Given task:
Every line in the listing is to be echoed verbatim.

Input for this task:
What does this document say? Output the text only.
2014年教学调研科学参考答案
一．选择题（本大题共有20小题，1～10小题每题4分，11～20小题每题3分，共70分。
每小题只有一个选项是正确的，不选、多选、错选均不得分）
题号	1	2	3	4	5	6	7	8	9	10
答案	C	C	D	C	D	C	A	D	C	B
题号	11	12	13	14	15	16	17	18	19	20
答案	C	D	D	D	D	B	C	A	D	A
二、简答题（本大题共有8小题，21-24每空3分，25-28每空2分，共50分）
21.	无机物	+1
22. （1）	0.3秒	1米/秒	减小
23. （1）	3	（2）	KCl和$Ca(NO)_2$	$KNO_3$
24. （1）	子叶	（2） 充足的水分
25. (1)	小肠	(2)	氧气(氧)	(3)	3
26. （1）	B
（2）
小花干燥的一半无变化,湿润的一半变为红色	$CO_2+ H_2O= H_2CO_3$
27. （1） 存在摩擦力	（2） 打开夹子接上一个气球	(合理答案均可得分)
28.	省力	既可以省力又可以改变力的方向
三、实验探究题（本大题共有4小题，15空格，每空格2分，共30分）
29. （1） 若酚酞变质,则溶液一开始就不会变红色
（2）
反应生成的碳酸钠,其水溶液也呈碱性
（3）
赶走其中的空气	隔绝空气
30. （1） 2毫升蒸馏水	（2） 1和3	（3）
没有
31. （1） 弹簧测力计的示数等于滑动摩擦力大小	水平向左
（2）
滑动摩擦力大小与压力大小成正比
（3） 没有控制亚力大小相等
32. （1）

Written response:
What does this document say? Output the text only.
2014年教学调研科学参考答案
一．选择题（本大题共有20小题，1～10小题每题4分，11～20小题每题3分，共70分。
每小题只有一个选项是正确的，不选、多选、错选均不得分）
题号	1	2	3	4	5	6	7	8	9	10
答案	C	C	D	C	D	C	A	D	C	B
题号	11	12	13	14	15	16	17	18	19	20
答案	C	D	D	D	D	B	C	A	D	A
二、简答题（本大题共有8小题，21-24每空3分，25-28每空2分，共50分）
21.	无机物	+1
22. （1）	0.3秒	1米/秒	减小
23. （1）	3	（2）	KCl和$Ca(NO)_2$	$KNO_3$
24. （1）	子叶	（2） 充足的水分
25. (1)	小肠	(2)	氧气(氧)	(3)	3
26. （1）	B
（2）
小花干燥的一半无变化,湿润的一半变为红色	$CO_2+ H_2O= H_2CO_3$
27. （1） 存在摩擦力	（2） 打开夹子接上一个气球	(合理答案均可得分)
28.	省力	既可以省力又可以改变力的方向
三、实验探究题（本大题共有4小题，15空格，每空格2分，共30分）
29. （1） 若酚酞变质,则溶液一开始就不会变红色
（2）
反应生成的碳酸钠,其水溶液也呈碱性
（3）
赶走其中的空气	隔绝空气
30. （1） 2毫升蒸馏水	（2） 1和3	（3）
没有
31. （1） 弹簧测力计的示数等于滑动摩擦力大小	水平向左
（2）
滑动摩擦力大小与压力大小成正比
（3） 没有控制亚力大小相等
32. （1）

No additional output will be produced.